(Stored data)
· · ·

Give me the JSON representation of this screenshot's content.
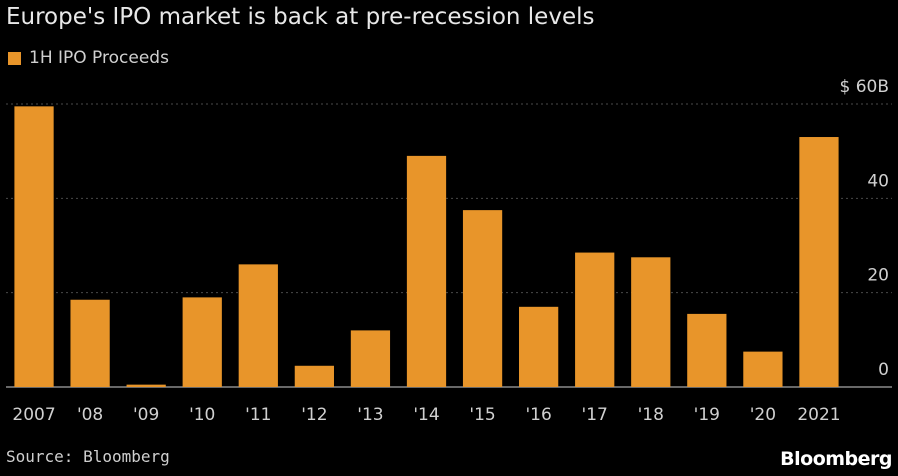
{
  "title": "Europe's IPO market is back at pre-recession levels",
  "source": "Source: Bloomberg",
  "brand": "Bloomberg",
  "colors": {
    "bar": "#e8952a",
    "grid": "#4a4a4a",
    "background": "#000000"
  },
  "chart_data": {
    "type": "bar",
    "title": "Europe's IPO market is back at pre-recession levels",
    "categories": [
      "2007",
      "'08",
      "'09",
      "'10",
      "'11",
      "'12",
      "'13",
      "'14",
      "'15",
      "'16",
      "'17",
      "'18",
      "'19",
      "'20",
      "2021"
    ],
    "series": [
      {
        "name": "1H IPO Proceeds",
        "values": [
          59.5,
          18.5,
          0.5,
          19,
          26,
          4.5,
          12,
          49,
          37.5,
          17,
          28.5,
          27.5,
          15.5,
          7.5,
          53
        ]
      }
    ],
    "ylim": [
      0,
      60
    ],
    "yticks": [
      0,
      20,
      40,
      60
    ],
    "ytick_labels": [
      "0",
      "20",
      "40",
      "$ 60B"
    ],
    "y_axis_side": "right",
    "grid": true,
    "legend_position": "top-left"
  }
}
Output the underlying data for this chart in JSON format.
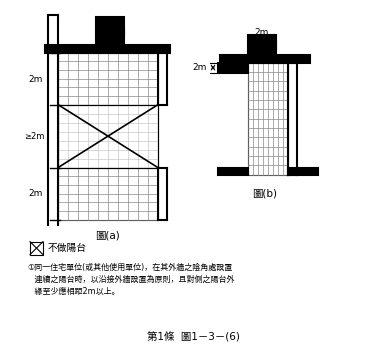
{
  "title": "第1條  圖1－3－(6)",
  "legend_label": "不做陽台",
  "note_line1": "①同一住宅單位(或其他使用單位)，在其外牆之陰角處設置",
  "note_line2": "   連續之陽台時，以沿接外牆設置為原則，且對側之陽台外",
  "note_line3": "   緣至少應相距2m以上。",
  "fig_a_label": "圖(a)",
  "fig_b_label": "圖(b)"
}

· · ·

■ DESCRIPTION OF THE TASK ■
Count the lines that include the word "market" and state the result as a bare number.

■ FINISHED TASK ■
2